(Data entries for graphics)
****************************************
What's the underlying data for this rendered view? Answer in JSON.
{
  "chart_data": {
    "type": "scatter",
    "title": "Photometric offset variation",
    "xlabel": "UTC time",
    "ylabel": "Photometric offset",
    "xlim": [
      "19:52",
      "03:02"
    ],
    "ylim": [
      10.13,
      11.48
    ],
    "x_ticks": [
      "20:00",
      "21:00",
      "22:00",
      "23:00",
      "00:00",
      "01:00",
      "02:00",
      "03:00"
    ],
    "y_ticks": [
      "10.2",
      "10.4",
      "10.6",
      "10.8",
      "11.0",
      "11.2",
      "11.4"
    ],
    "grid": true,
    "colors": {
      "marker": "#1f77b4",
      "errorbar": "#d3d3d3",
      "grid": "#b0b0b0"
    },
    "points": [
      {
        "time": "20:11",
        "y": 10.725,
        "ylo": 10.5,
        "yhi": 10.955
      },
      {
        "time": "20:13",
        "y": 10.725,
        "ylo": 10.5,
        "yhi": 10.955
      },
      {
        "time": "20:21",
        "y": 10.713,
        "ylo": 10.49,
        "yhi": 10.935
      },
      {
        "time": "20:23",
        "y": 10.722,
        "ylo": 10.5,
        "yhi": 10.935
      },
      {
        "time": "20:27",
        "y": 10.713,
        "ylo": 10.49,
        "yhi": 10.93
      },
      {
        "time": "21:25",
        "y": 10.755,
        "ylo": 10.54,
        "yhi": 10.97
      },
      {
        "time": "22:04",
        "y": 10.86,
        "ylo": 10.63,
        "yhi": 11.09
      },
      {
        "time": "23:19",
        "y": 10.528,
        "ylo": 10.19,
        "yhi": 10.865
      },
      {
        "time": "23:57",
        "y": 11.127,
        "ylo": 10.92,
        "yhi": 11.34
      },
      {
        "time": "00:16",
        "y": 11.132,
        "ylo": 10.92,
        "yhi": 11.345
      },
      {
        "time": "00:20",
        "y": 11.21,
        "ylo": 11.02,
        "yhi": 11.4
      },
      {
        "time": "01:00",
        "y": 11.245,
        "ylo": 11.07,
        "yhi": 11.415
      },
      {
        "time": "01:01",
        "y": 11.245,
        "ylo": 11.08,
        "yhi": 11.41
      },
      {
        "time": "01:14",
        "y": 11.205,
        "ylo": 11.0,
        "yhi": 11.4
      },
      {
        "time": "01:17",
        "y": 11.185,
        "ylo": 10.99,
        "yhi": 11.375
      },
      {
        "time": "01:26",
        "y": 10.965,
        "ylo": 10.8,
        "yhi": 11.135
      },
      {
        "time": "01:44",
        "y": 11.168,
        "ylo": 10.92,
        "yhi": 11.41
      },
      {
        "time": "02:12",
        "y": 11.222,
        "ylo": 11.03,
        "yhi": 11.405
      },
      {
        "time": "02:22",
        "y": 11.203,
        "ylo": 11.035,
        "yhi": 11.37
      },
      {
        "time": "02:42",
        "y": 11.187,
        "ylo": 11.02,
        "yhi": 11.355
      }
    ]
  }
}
****************************************
* What you should do *
Each record must be repeated exactly as it is.

* Result of this exercise *
What's the underlying data for this rendered view? Answer in JSON.
{
  "chart_data": {
    "type": "scatter",
    "title": "Photometric offset variation",
    "xlabel": "UTC time",
    "ylabel": "Photometric offset",
    "xlim": [
      "19:52",
      "03:02"
    ],
    "ylim": [
      10.13,
      11.48
    ],
    "x_ticks": [
      "20:00",
      "21:00",
      "22:00",
      "23:00",
      "00:00",
      "01:00",
      "02:00",
      "03:00"
    ],
    "y_ticks": [
      "10.2",
      "10.4",
      "10.6",
      "10.8",
      "11.0",
      "11.2",
      "11.4"
    ],
    "grid": true,
    "colors": {
      "marker": "#1f77b4",
      "errorbar": "#d3d3d3",
      "grid": "#b0b0b0"
    },
    "points": [
      {
        "time": "20:11",
        "y": 10.725,
        "ylo": 10.5,
        "yhi": 10.955
      },
      {
        "time": "20:13",
        "y": 10.725,
        "ylo": 10.5,
        "yhi": 10.955
      },
      {
        "time": "20:21",
        "y": 10.713,
        "ylo": 10.49,
        "yhi": 10.935
      },
      {
        "time": "20:23",
        "y": 10.722,
        "ylo": 10.5,
        "yhi": 10.935
      },
      {
        "time": "20:27",
        "y": 10.713,
        "ylo": 10.49,
        "yhi": 10.93
      },
      {
        "time": "21:25",
        "y": 10.755,
        "ylo": 10.54,
        "yhi": 10.97
      },
      {
        "time": "22:04",
        "y": 10.86,
        "ylo": 10.63,
        "yhi": 11.09
      },
      {
        "time": "23:19",
        "y": 10.528,
        "ylo": 10.19,
        "yhi": 10.865
      },
      {
        "time": "23:57",
        "y": 11.127,
        "ylo": 10.92,
        "yhi": 11.34
      },
      {
        "time": "00:16",
        "y": 11.132,
        "ylo": 10.92,
        "yhi": 11.345
      },
      {
        "time": "00:20",
        "y": 11.21,
        "ylo": 11.02,
        "yhi": 11.4
      },
      {
        "time": "01:00",
        "y": 11.245,
        "ylo": 11.07,
        "yhi": 11.415
      },
      {
        "time": "01:01",
        "y": 11.245,
        "ylo": 11.08,
        "yhi": 11.41
      },
      {
        "time": "01:14",
        "y": 11.205,
        "ylo": 11.0,
        "yhi": 11.4
      },
      {
        "time": "01:17",
        "y": 11.185,
        "ylo": 10.99,
        "yhi": 11.375
      },
      {
        "time": "01:26",
        "y": 10.965,
        "ylo": 10.8,
        "yhi": 11.135
      },
      {
        "time": "01:44",
        "y": 11.168,
        "ylo": 10.92,
        "yhi": 11.41
      },
      {
        "time": "02:12",
        "y": 11.222,
        "ylo": 11.03,
        "yhi": 11.405
      },
      {
        "time": "02:22",
        "y": 11.203,
        "ylo": 11.035,
        "yhi": 11.37
      },
      {
        "time": "02:42",
        "y": 11.187,
        "ylo": 11.02,
        "yhi": 11.355
      }
    ]
  }
}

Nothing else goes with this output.